#### Recorded information ####

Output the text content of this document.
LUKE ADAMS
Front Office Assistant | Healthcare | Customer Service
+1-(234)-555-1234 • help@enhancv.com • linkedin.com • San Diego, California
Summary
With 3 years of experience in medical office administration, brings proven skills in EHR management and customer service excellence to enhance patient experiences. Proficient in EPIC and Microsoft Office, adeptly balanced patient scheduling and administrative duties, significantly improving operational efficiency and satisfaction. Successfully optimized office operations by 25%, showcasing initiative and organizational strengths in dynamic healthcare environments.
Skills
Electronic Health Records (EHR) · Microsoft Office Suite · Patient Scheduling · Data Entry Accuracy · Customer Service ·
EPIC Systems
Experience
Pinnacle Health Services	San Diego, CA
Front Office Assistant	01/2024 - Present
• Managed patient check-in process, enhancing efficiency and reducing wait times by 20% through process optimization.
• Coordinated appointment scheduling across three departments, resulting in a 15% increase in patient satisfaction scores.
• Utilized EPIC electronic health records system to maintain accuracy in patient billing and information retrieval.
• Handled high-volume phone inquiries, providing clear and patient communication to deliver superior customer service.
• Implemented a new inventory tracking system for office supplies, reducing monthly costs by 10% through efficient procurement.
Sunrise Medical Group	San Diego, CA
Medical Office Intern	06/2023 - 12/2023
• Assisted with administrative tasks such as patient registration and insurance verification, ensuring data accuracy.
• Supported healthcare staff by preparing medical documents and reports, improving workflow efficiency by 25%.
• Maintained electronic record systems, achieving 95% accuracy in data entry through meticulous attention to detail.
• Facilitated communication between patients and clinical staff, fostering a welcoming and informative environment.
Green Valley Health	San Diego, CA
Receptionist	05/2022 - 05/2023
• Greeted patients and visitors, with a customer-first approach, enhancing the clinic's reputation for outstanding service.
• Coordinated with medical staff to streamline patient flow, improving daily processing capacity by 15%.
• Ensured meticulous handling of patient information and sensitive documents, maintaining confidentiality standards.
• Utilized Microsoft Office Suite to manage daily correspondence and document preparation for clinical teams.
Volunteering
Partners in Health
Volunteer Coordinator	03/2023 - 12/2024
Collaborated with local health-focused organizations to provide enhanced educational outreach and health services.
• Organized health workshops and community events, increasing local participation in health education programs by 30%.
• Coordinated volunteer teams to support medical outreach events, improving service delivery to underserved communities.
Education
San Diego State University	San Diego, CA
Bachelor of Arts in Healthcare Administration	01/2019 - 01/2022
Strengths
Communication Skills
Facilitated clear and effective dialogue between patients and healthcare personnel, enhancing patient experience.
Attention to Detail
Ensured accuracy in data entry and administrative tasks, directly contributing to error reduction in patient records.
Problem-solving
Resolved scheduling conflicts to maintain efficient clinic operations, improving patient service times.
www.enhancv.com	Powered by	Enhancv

####

● Problem statement:
Make an exact transcription of the entries above.

● Final answer:
Output the text content of this document.
LUKE ADAMS
Front Office Assistant | Healthcare | Customer Service
+1-(234)-555-1234 • help@enhancv.com • linkedin.com • San Diego, California
Summary
With 3 years of experience in medical office administration, brings proven skills in EHR management and customer service excellence to enhance patient experiences. Proficient in EPIC and Microsoft Office, adeptly balanced patient scheduling and administrative duties, significantly improving operational efficiency and satisfaction. Successfully optimized office operations by 25%, showcasing initiative and organizational strengths in dynamic healthcare environments.
Skills
Electronic Health Records (EHR) · Microsoft Office Suite · Patient Scheduling · Data Entry Accuracy · Customer Service ·
EPIC Systems
Experience
Pinnacle Health Services	San Diego, CA
Front Office Assistant	01/2024 - Present
• Managed patient check-in process, enhancing efficiency and reducing wait times by 20% through process optimization.
• Coordinated appointment scheduling across three departments, resulting in a 15% increase in patient satisfaction scores.
• Utilized EPIC electronic health records system to maintain accuracy in patient billing and information retrieval.
• Handled high-volume phone inquiries, providing clear and patient communication to deliver superior customer service.
• Implemented a new inventory tracking system for office supplies, reducing monthly costs by 10% through efficient procurement.
Sunrise Medical Group	San Diego, CA
Medical Office Intern	06/2023 - 12/2023
• Assisted with administrative tasks such as patient registration and insurance verification, ensuring data accuracy.
• Supported healthcare staff by preparing medical documents and reports, improving workflow efficiency by 25%.
• Maintained electronic record systems, achieving 95% accuracy in data entry through meticulous attention to detail.
• Facilitated communication between patients and clinical staff, fostering a welcoming and informative environment.
Green Valley Health	San Diego, CA
Receptionist	05/2022 - 05/2023
• Greeted patients and visitors, with a customer-first approach, enhancing the clinic's reputation for outstanding service.
• Coordinated with medical staff to streamline patient flow, improving daily processing capacity by 15%.
• Ensured meticulous handling of patient information and sensitive documents, maintaining confidentiality standards.
• Utilized Microsoft Office Suite to manage daily correspondence and document preparation for clinical teams.
Volunteering
Partners in Health
Volunteer Coordinator	03/2023 - 12/2024
Collaborated with local health-focused organizations to provide enhanced educational outreach and health services.
• Organized health workshops and community events, increasing local participation in health education programs by 30%.
• Coordinated volunteer teams to support medical outreach events, improving service delivery to underserved communities.
Education
San Diego State University	San Diego, CA
Bachelor of Arts in Healthcare Administration	01/2019 - 01/2022
Strengths
Communication Skills
Facilitated clear and effective dialogue between patients and healthcare personnel, enhancing patient experience.
Attention to Detail
Ensured accuracy in data entry and administrative tasks, directly contributing to error reduction in patient records.
Problem-solving
Resolved scheduling conflicts to maintain efficient clinic operations, improving patient service times.
www.enhancv.com	Powered by	Enhancv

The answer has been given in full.